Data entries
########################################
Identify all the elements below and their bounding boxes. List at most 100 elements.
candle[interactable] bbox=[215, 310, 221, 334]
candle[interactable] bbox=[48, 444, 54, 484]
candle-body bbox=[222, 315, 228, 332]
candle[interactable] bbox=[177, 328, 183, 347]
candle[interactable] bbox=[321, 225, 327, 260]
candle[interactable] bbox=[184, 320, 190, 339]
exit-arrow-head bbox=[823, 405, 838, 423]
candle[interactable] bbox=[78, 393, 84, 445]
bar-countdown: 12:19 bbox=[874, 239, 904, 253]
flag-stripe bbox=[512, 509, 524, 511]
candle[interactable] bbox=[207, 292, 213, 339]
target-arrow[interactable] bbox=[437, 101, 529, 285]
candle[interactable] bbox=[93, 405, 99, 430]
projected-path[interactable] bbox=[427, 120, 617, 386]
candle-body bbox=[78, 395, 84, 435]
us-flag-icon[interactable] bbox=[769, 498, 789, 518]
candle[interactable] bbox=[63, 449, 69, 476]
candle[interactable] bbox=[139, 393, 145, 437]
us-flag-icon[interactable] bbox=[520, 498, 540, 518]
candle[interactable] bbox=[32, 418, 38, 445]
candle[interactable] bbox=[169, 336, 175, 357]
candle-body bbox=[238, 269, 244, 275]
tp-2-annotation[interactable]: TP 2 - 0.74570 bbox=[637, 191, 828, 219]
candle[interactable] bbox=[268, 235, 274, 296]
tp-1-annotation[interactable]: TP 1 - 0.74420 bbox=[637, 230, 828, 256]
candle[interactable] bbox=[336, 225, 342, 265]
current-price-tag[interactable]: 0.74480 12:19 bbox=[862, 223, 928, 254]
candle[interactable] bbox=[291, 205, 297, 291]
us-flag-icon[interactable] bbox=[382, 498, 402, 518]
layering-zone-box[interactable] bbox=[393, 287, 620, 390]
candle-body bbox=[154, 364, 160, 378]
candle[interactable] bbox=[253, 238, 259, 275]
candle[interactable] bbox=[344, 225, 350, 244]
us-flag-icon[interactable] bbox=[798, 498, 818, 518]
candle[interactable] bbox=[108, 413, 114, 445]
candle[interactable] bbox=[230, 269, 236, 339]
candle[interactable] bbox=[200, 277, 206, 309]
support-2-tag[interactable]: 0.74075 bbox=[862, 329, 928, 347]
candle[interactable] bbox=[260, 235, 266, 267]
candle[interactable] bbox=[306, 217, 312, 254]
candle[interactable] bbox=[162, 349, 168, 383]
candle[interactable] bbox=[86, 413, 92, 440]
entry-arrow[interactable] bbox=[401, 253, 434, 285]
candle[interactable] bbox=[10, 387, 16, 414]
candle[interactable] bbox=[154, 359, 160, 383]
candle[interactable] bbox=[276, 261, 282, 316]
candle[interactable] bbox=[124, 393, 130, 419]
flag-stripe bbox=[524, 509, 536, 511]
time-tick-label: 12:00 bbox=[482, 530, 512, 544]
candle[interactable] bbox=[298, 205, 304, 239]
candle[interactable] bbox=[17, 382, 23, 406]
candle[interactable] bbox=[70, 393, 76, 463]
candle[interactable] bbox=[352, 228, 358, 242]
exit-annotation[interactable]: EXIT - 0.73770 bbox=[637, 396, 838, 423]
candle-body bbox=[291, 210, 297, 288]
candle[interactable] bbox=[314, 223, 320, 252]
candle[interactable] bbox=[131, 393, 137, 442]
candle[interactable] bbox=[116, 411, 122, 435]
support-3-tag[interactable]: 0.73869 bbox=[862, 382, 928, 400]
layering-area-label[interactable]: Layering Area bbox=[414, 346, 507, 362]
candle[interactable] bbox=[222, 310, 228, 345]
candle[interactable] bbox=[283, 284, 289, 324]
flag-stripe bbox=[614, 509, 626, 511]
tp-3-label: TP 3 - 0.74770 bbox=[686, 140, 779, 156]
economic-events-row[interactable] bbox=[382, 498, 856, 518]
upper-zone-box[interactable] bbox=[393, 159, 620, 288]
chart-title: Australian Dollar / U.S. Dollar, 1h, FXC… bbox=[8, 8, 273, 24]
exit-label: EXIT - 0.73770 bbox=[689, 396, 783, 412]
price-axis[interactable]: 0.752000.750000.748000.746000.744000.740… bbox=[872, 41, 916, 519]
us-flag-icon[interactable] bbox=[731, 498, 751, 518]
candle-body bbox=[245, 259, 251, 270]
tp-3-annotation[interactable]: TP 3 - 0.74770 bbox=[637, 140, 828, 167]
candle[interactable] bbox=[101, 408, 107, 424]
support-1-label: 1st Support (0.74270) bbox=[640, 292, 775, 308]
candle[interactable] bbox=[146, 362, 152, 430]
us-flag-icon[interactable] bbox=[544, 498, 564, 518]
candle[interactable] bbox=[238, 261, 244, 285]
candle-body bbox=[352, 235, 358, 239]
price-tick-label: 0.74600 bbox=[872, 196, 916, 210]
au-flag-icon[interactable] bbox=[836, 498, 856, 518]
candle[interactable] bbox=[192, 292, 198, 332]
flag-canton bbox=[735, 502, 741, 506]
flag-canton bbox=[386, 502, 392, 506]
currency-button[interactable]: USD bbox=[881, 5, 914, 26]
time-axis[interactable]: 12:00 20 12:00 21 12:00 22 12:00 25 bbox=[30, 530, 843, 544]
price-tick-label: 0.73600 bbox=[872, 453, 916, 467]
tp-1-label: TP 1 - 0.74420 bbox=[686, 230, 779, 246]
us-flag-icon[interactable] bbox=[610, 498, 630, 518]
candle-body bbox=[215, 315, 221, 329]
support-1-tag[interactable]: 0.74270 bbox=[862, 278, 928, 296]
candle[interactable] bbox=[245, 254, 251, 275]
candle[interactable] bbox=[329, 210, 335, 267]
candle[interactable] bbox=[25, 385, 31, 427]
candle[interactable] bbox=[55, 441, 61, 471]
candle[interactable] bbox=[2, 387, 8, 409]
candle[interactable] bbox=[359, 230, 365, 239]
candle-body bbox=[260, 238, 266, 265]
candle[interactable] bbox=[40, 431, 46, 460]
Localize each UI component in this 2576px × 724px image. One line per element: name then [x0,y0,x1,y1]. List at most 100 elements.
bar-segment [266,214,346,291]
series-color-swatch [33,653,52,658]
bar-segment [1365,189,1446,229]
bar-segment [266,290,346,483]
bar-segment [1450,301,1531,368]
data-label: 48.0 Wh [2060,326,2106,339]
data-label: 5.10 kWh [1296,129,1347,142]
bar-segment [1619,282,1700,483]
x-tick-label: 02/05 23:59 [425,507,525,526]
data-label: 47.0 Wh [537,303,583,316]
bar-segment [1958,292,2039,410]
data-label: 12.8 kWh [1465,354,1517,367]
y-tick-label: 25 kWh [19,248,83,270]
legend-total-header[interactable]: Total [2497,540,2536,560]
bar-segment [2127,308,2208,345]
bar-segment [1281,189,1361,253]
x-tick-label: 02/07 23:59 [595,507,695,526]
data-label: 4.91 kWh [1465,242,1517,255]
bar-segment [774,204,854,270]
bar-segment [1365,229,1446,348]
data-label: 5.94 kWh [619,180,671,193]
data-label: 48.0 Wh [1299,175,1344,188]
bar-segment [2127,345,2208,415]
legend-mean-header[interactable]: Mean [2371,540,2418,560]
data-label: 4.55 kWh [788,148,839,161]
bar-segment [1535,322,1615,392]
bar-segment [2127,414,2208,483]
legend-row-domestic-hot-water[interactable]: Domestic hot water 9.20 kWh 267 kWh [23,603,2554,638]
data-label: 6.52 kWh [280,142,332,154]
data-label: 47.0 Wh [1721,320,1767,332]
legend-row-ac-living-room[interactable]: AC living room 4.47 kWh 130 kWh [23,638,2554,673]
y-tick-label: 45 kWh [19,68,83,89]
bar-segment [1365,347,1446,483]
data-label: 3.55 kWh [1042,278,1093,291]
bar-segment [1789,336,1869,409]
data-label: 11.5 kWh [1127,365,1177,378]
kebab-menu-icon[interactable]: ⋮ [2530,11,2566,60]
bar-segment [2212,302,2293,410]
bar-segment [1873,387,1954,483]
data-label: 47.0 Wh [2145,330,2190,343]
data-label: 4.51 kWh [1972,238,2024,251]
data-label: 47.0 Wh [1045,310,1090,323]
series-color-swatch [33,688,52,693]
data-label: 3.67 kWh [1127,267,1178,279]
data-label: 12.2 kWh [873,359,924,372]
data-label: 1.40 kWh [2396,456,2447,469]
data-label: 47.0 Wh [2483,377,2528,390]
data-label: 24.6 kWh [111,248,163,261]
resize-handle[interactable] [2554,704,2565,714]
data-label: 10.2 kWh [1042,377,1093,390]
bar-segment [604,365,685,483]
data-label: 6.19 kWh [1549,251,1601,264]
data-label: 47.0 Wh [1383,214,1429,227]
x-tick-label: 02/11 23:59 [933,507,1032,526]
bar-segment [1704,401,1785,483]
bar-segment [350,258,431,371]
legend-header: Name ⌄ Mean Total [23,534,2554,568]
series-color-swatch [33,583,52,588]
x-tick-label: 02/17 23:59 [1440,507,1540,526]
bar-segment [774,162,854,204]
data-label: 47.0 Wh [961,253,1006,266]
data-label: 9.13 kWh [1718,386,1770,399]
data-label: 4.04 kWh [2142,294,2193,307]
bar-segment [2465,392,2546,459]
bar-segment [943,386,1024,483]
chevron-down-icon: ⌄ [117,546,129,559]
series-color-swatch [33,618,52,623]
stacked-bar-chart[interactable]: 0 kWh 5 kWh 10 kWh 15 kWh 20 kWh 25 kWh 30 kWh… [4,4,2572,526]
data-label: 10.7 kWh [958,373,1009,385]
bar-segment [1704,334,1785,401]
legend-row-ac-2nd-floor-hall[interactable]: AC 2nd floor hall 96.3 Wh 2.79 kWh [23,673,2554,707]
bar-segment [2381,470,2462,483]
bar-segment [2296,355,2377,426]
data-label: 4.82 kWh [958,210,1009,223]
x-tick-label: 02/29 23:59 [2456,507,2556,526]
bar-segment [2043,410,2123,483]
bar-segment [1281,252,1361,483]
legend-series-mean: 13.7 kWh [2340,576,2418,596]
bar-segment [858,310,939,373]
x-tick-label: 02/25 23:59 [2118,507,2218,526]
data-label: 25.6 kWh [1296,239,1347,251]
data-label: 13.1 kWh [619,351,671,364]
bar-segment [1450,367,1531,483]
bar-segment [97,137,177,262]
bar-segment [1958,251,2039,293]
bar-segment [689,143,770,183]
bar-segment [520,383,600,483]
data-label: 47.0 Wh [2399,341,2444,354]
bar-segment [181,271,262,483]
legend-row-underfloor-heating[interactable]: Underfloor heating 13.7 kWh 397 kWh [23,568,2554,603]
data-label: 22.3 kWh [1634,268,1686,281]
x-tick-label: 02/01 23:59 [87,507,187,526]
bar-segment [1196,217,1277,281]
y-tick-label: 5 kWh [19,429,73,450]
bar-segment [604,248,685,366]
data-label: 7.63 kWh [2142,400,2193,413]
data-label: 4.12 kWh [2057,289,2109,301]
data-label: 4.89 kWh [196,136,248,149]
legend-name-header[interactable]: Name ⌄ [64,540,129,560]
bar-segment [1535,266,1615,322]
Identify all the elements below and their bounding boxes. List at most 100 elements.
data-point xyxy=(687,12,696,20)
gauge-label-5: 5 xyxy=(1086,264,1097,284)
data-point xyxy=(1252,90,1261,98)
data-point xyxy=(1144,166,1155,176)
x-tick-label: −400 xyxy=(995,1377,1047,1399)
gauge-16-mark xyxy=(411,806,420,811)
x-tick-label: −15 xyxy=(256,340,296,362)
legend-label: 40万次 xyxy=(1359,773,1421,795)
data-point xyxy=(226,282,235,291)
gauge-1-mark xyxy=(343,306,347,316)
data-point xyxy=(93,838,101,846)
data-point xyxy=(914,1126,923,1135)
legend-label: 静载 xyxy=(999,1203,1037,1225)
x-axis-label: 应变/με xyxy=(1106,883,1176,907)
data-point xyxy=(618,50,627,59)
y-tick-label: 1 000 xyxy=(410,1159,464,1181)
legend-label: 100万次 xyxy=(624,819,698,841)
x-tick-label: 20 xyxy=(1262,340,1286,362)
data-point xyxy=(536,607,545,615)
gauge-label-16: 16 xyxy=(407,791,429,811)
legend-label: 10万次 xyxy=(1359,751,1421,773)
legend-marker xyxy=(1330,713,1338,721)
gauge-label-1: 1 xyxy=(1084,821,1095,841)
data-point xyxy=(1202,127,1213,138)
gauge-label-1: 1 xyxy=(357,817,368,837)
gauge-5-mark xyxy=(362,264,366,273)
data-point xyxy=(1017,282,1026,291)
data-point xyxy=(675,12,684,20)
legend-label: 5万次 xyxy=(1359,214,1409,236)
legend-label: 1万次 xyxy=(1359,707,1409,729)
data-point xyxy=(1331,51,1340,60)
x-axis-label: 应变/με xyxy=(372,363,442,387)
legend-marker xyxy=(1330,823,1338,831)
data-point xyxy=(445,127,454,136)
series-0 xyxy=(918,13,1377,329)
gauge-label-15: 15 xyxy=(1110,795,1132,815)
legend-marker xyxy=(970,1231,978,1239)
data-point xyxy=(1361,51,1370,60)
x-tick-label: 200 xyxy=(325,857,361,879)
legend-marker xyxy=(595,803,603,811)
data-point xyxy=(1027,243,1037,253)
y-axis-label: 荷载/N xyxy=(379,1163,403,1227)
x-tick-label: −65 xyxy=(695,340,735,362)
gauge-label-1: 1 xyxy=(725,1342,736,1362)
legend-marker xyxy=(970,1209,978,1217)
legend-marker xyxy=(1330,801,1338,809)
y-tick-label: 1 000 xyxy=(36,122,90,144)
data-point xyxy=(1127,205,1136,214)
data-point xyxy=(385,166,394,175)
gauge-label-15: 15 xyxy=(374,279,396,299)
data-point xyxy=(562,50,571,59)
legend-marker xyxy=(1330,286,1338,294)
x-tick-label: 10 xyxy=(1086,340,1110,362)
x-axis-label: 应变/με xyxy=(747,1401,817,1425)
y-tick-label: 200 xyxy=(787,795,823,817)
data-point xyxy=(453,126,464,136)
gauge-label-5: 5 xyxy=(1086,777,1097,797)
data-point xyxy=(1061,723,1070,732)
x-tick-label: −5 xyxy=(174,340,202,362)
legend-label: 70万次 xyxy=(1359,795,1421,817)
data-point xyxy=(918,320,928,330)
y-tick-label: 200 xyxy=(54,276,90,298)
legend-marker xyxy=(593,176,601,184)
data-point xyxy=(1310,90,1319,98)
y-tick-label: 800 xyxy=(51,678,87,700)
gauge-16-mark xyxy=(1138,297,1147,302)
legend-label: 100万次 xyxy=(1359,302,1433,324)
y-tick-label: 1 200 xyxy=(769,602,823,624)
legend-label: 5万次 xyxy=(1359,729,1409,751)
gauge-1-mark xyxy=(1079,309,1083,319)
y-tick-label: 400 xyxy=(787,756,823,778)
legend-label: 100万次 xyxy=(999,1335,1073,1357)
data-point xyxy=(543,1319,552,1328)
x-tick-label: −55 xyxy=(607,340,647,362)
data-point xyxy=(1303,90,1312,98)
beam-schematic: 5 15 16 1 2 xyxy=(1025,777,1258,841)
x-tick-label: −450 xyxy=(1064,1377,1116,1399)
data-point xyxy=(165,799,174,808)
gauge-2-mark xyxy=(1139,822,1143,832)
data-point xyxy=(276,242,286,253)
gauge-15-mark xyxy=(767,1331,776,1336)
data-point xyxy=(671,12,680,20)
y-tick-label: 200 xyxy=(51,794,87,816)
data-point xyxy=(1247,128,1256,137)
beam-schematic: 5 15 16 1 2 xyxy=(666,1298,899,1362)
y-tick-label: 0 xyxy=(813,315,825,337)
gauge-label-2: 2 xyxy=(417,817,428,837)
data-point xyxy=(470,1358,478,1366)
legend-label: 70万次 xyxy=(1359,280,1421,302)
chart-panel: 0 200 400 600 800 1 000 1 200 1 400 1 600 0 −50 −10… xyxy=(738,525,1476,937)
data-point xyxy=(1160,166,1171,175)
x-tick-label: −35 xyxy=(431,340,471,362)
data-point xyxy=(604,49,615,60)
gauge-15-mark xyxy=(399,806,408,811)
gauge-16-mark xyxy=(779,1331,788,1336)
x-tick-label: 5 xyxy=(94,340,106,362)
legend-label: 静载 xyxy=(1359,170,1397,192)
########################################
== Job ==
Output the lines of the material as a JSON list of strings, one string per line with blank lines left out. Start at the first line of the material and end at the line containing "support-2-tag[interactable]: 0.74075 bbox=[862, 329, 928, 347]", including both of those lines.

== Reply ==
[
  "Identify all the elements below and their bounding boxes. List at most 100 elements.",
  "candle[interactable] bbox=[215, 310, 221, 334]",
  "candle[interactable] bbox=[48, 444, 54, 484]",
  "candle-body bbox=[222, 315, 228, 332]",
  "candle[interactable] bbox=[177, 328, 183, 347]",
  "candle[interactable] bbox=[321, 225, 327, 260]",
  "candle[interactable] bbox=[184, 320, 190, 339]",
  "exit-arrow-head bbox=[823, 405, 838, 423]",
  "candle[interactable] bbox=[78, 393, 84, 445]",
  "bar-countdown: 12:19 bbox=[874, 239, 904, 253]",
  "flag-stripe bbox=[512, 509, 524, 511]",
  "candle[interactable] bbox=[207, 292, 213, 339]",
  "target-arrow[interactable] bbox=[437, 101, 529, 285]",
  "candle[interactable] bbox=[93, 405, 99, 430]",
  "projected-path[interactable] bbox=[427, 120, 617, 386]",
  "candle-body bbox=[78, 395, 84, 435]",
  "us-flag-icon[interactable] bbox=[769, 498, 789, 518]",
  "candle[interactable] bbox=[63, 449, 69, 476]",
  "candle[interactable] bbox=[139, 393, 145, 437]",
  "us-flag-icon[interactable] bbox=[520, 498, 540, 518]",
  "candle[interactable] bbox=[32, 418, 38, 445]",
  "candle[interactable] bbox=[169, 336, 175, 357]",
  "candle-body bbox=[238, 269, 244, 275]",
  "tp-2-annotation[interactable]: TP 2 - 0.74570 bbox=[637, 191, 828, 219]",
  "candle[interactable] bbox=[268, 235, 274, 296]",
  "tp-1-annotation[interactable]: TP 1 - 0.74420 bbox=[637, 230, 828, 256]",
  "candle[interactable] bbox=[336, 225, 342, 265]",
  "current-price-tag[interactable]: 0.74480 12:19 bbox=[862, 223, 928, 254]",
  "candle[interactable] bbox=[291, 205, 297, 291]",
  "us-flag-icon[interactable] bbox=[382, 498, 402, 518]",
  "layering-zone-box[interactable] bbox=[393, 287, 620, 390]",
  "candle-body bbox=[154, 364, 160, 378]",
  "candle[interactable] bbox=[253, 238, 259, 275]",
  "candle[interactable] bbox=[344, 225, 350, 244]",
  "us-flag-icon[interactable] bbox=[798, 498, 818, 518]",
  "candle[interactable] bbox=[108, 413, 114, 445]",
  "candle[interactable] bbox=[230, 269, 236, 339]",
  "candle[interactable] bbox=[200, 277, 206, 309]",
  "support-2-tag[interactable]: 0.74075 bbox=[862, 329, 928, 347]"
]